- Work to do -
Write out every entry exactly as given, but omit the pictures.
[BEGIN Available data]
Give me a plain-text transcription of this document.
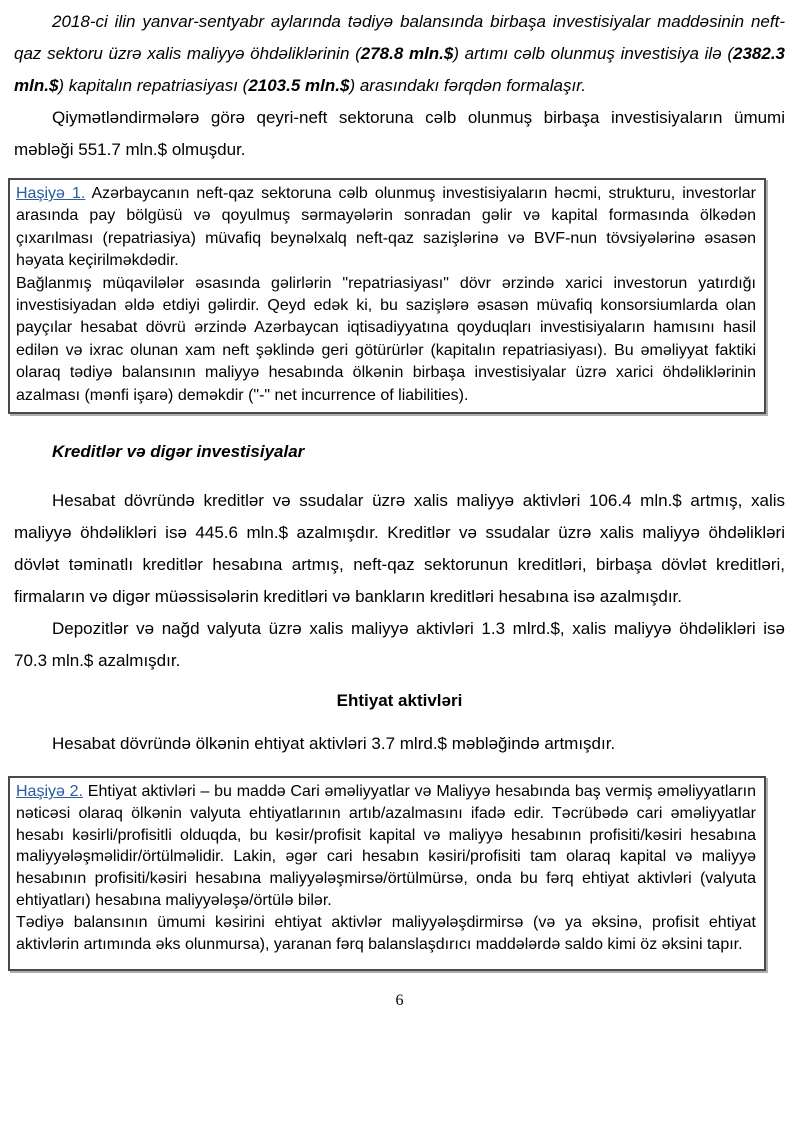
2018-ci ilin yanvar-sentyabr aylarında tədiyə balansında birbaşa investisiyalar maddəsinin neft-qaz sektoru üzrə xalis maliyyə öhdəliklərinin (278.8 mln.$) artımı cəlb olunmuş investisiya ilə (2382.3 mln.$) kapitalın repatriasiyası (2103.5 mln.$) arasındakı fərqdən formalaşır.

Qiymətləndirmələrə görə qeyri-neft sektoruna cəlb olunmuş birbaşa investisiyaların ümumi məbləği 551.7 mln.$ olmuşdur.

Haşiyə 1. Azərbaycanın neft-qaz sektoruna cəlb olunmuş investisiyaların həcmi, strukturu, investorlar arasında pay bölgüsü və qoyulmuş sərmayələrin sonradan gəlir və kapital formasında ölkədən çıxarılması (repatriasiya) müvafiq beynəlxalq neft-qaz sazişlərinə və BVF-nun tövsiyələrinə əsasən həyata keçirilməkdədir.

Bağlanmış müqavilələr əsasında gəlirlərin "repatriasiyası" dövr ərzində xarici investorun yatırdığı investisiyadan əldə etdiyi gəlirdir. Qeyd edək ki, bu sazişlərə əsasən müvafiq konsorsiumlarda olan payçılar hesabat dövrü ərzində Azərbaycan iqtisadiyyatına qoyduqları investisiyaların hamısını hasil edilən və ixrac olunan xam neft şəklində geri götürürlər (kapitalın repatriasiyası). Bu əməliyyat faktiki olaraq tədiyə balansının maliyyə hesabında ölkənin birbaşa investisiyalar üzrə xarici öhdəliklərinin azalması (mənfi işarə) deməkdir ("-" net incurrence of liabilities).

Kreditlər və digər investisiyalar

Hesabat dövründə kreditlər və ssudalar üzrə xalis maliyyə aktivləri 106.4 mln.$ artmış, xalis maliyyə öhdəlikləri isə 445.6 mln.$ azalmışdır. Kreditlər və ssudalar üzrə xalis maliyyə öhdəlikləri dövlət təminatlı kreditlər hesabına artmış, neft-qaz sektorunun kreditləri, birbaşa dövlət kreditləri, firmaların və digər müəssisələrin kreditləri və bankların kreditləri hesabına isə azalmışdır.

Depozitlər və nağd valyuta üzrə xalis maliyyə aktivləri 1.3 mlrd.$, xalis maliyyə öhdəlikləri isə 70.3 mln.$ azalmışdır.

Ehtiyat aktivləri

Hesabat dövründə ölkənin ehtiyat aktivləri 3.7 mlrd.$ məbləğində artmışdır.

Haşiyə 2. Ehtiyat aktivləri – bu maddə Cari əməliyyatlar və Maliyyə hesabında baş vermiş əməliyyatların nəticəsi olaraq ölkənin valyuta ehtiyatlarının artıb/azalmasını ifadə edir. Təcrübədə cari əməliyyatlar hesabı kəsirli/profisitli olduqda, bu kəsir/profisit kapital və maliyyə hesabının profisiti/kəsiri hesabına maliyyələşməlidir/örtülməlidir. Lakin, əgər cari hesabın kəsiri/profisiti tam olaraq kapital və maliyyə hesabının profisiti/kəsiri hesabına maliyyələşmirsə/örtülmürsə, onda bu fərq ehtiyat aktivləri (valyuta ehtiyatları) hesabına maliyyələşə/örtülə bilər.

Tədiyə balansının ümumi kəsirini ehtiyat aktivlər maliyyələşdirmirsə (və ya əksinə, profisit ehtiyat aktivlərin artımında əks olunmursa), yaranan fərq balanslaşdırıcı maddələrdə saldo kimi öz əksini tapır.

6
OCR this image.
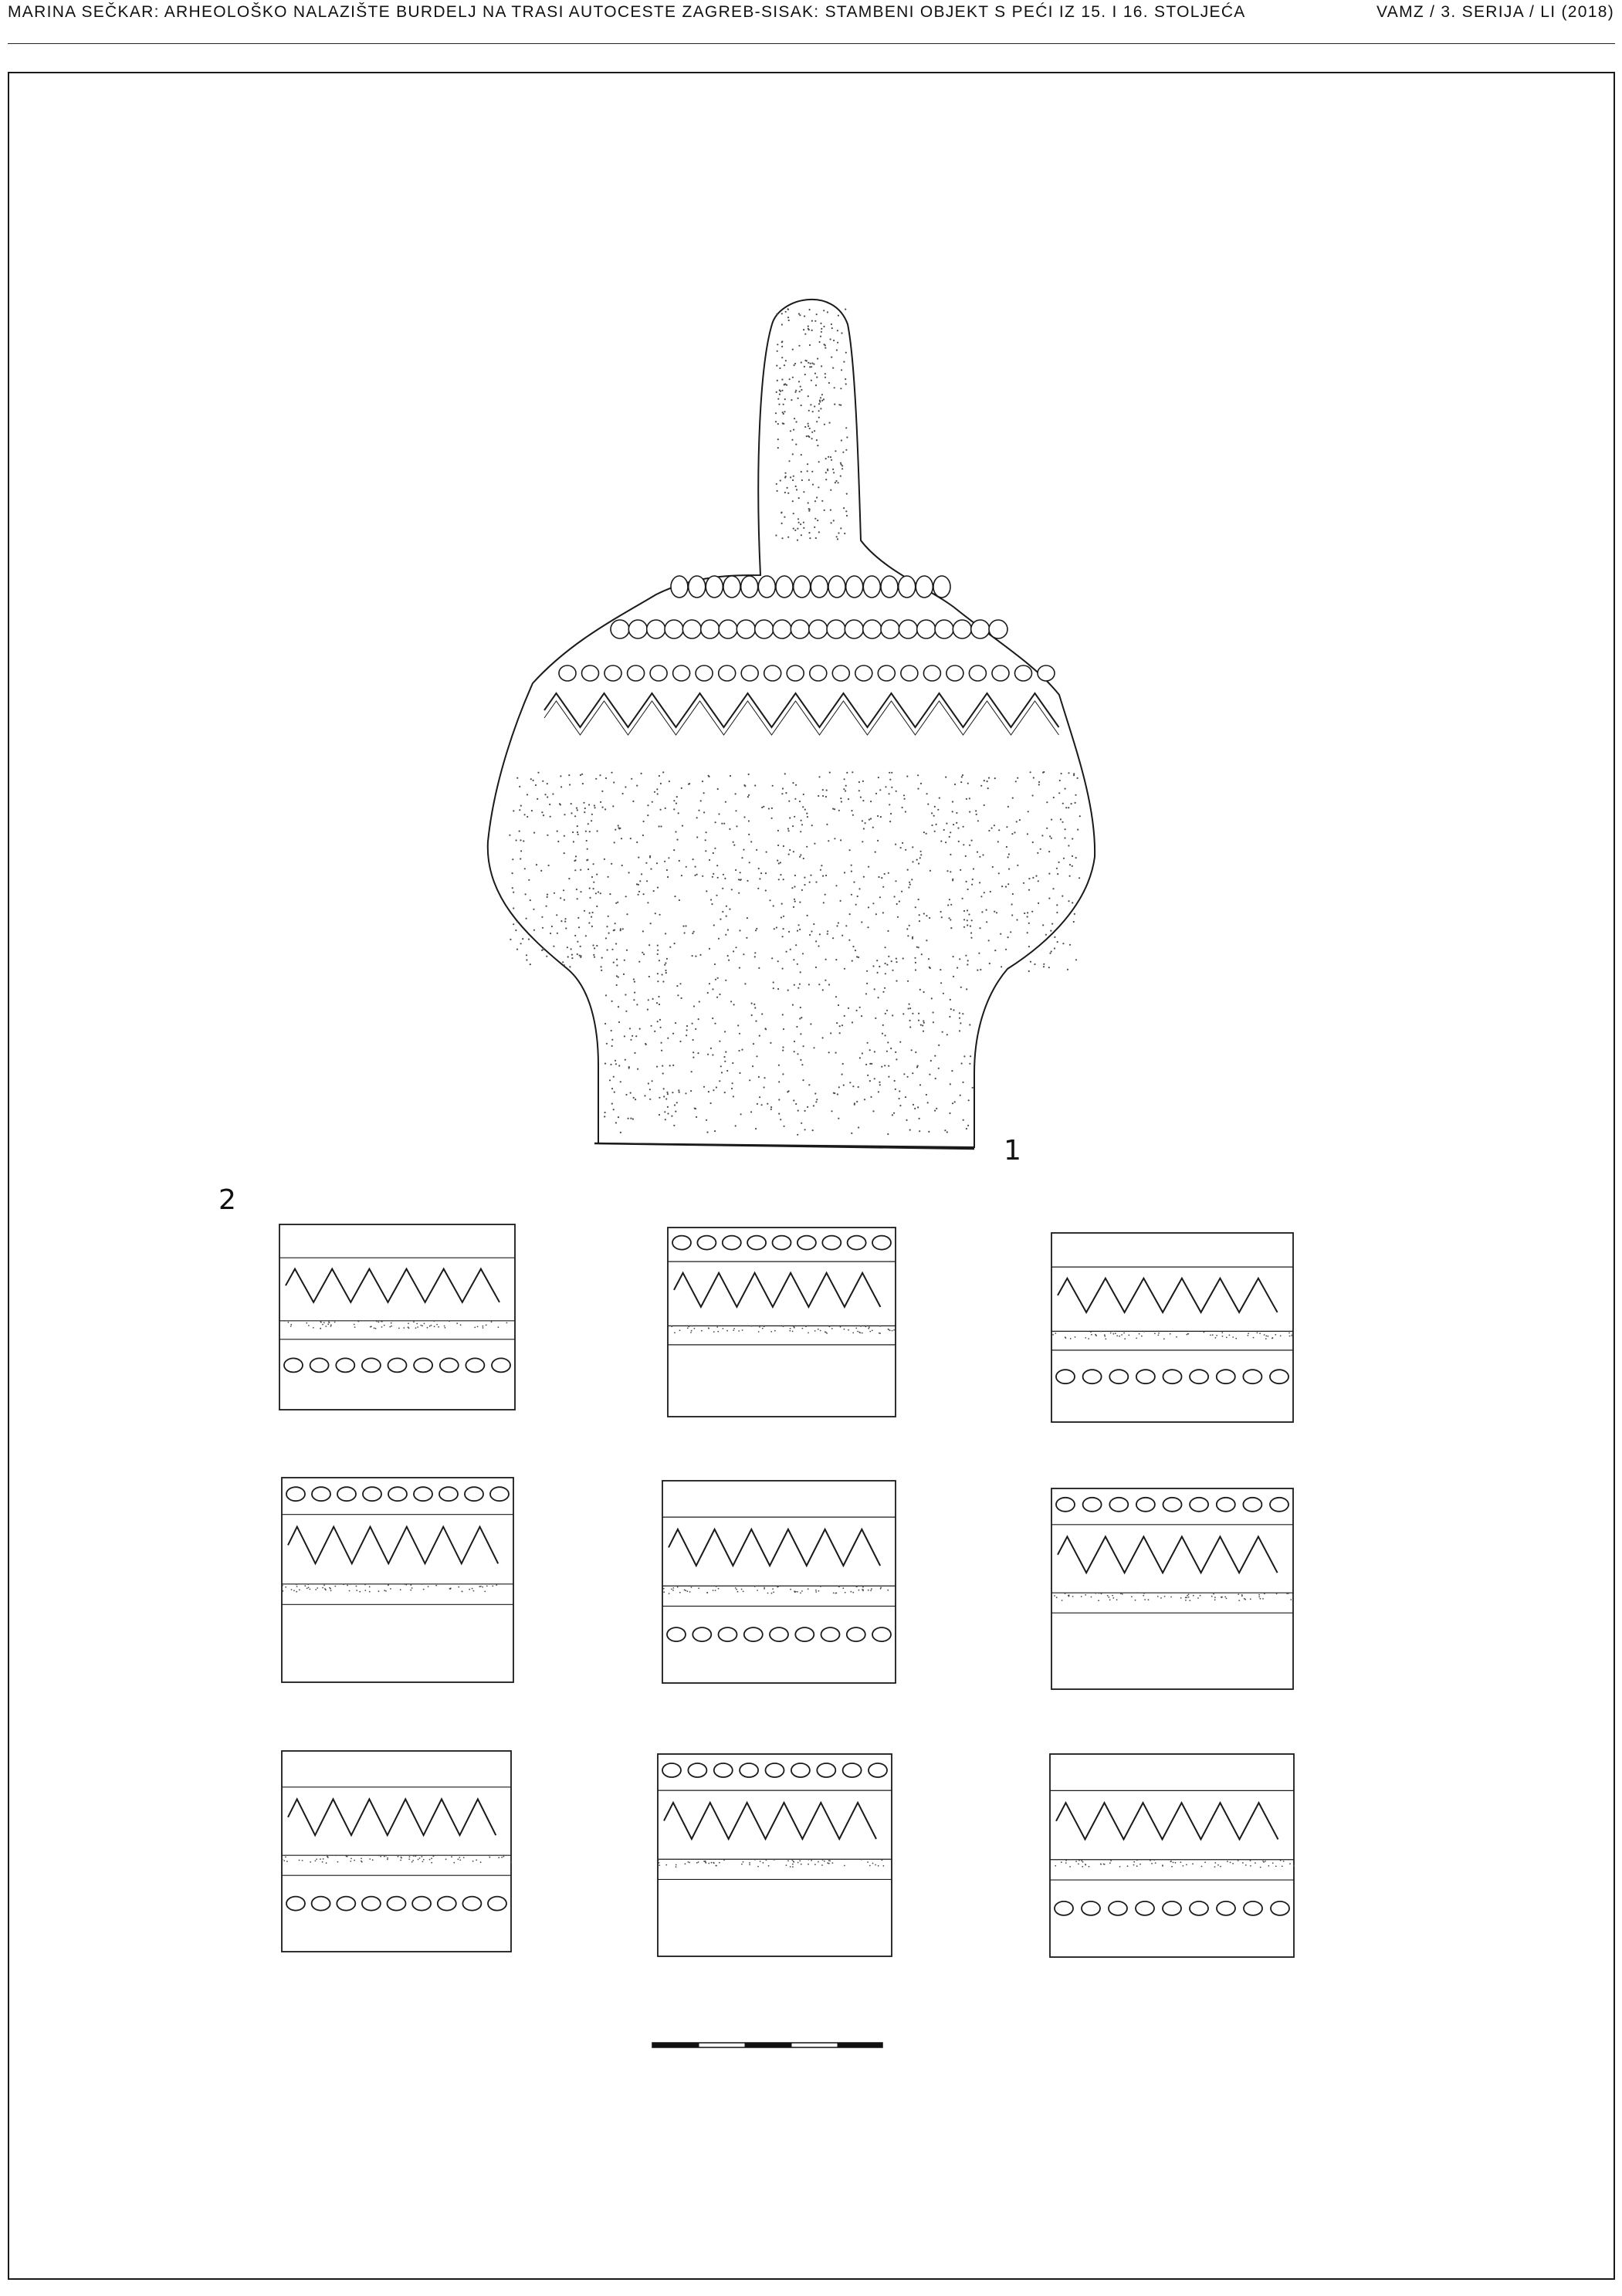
MARINA SEČKAR: ARHEOLOŠKO NALAZIŠTE BURDELJ NA TRASI AUTOCESTE ZAGREB-SISAK: STAMBENI OBJEKT S PEĆI IZ 15. I 16. STOLJEĆA	VAMZ / 3. SERIJA / LI (2018)
1
2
[END Available data]
- Solution to this exercise -
Give me a plain-text transcription of this document.
2018-ci ilin yanvar-sentyabr aylarında tədiyə balansında birbaşa investisiyalar maddəsinin neft-qaz sektoru üzrə xalis maliyyə öhdəliklərinin (278.8 mln.$) artımı cəlb olunmuş investisiya ilə (2382.3 mln.$) kapitalın repatriasiyası (2103.5 mln.$) arasındakı fərqdən formalaşır.

Qiymətləndirmələrə görə qeyri-neft sektoruna cəlb olunmuş birbaşa investisiyaların ümumi məbləği 551.7 mln.$ olmuşdur.

Haşiyə 1. Azərbaycanın neft-qaz sektoruna cəlb olunmuş investisiyaların həcmi, strukturu, investorlar arasında pay bölgüsü və qoyulmuş sərmayələrin sonradan gəlir və kapital formasında ölkədən çıxarılması (repatriasiya) müvafiq beynəlxalq neft-qaz sazişlərinə və BVF-nun tövsiyələrinə əsasən həyata keçirilməkdədir.

Bağlanmış müqavilələr əsasında gəlirlərin "repatriasiyası" dövr ərzində xarici investorun yatırdığı investisiyadan əldə etdiyi gəlirdir. Qeyd edək ki, bu sazişlərə əsasən müvafiq konsorsiumlarda olan payçılar hesabat dövrü ərzində Azərbaycan iqtisadiyyatına qoyduqları investisiyaların hamısını hasil edilən və ixrac olunan xam neft şəklində geri götürürlər (kapitalın repatriasiyası). Bu əməliyyat faktiki olaraq tədiyə balansının maliyyə hesabında ölkənin birbaşa investisiyalar üzrə xarici öhdəliklərinin azalması (mənfi işarə) deməkdir ("-" net incurrence of liabilities).

Kreditlər və digər investisiyalar

Hesabat dövründə kreditlər və ssudalar üzrə xalis maliyyə aktivləri 106.4 mln.$ artmış, xalis maliyyə öhdəlikləri isə 445.6 mln.$ azalmışdır. Kreditlər və ssudalar üzrə xalis maliyyə öhdəlikləri dövlət təminatlı kreditlər hesabına artmış, neft-qaz sektorunun kreditləri, birbaşa dövlət kreditləri, firmaların və digər müəssisələrin kreditləri və bankların kreditləri hesabına isə azalmışdır.

Depozitlər və nağd valyuta üzrə xalis maliyyə aktivləri 1.3 mlrd.$, xalis maliyyə öhdəlikləri isə 70.3 mln.$ azalmışdır.

Ehtiyat aktivləri

Hesabat dövründə ölkənin ehtiyat aktivləri 3.7 mlrd.$ məbləğində artmışdır.

Haşiyə 2. Ehtiyat aktivləri – bu maddə Cari əməliyyatlar və Maliyyə hesabında baş vermiş əməliyyatların nəticəsi olaraq ölkənin valyuta ehtiyatlarının artıb/azalmasını ifadə edir. Təcrübədə cari əməliyyatlar hesabı kəsirli/profisitli olduqda, bu kəsir/profisit kapital və maliyyə hesabının profisiti/kəsiri hesabına maliyyələşməlidir/örtülməlidir. Lakin, əgər cari hesabın kəsiri/profisiti tam olaraq kapital və maliyyə hesabının profisiti/kəsiri hesabına maliyyələşmirsə/örtülmürsə, onda bu fərq ehtiyat aktivləri (valyuta ehtiyatları) hesabına maliyyələşə/örtülə bilər.

Tədiyə balansının ümumi kəsirini ehtiyat aktivlər maliyyələşdirmirsə (və ya əksinə, profisit ehtiyat aktivlərin artımında əks olunmursa), yaranan fərq balanslaşdırıcı maddələrdə saldo kimi öz əksini tapır.

6
OCR this image.
MARINA SEČKAR: ARHEOLOŠKO NALAZIŠTE BURDELJ NA TRASI AUTOCESTE ZAGREB-SISAK: STAMBENI OBJEKT S PEĆI IZ 15. I 16. STOLJEĆA	VAMZ / 3. SERIJA / LI (2018)
1
2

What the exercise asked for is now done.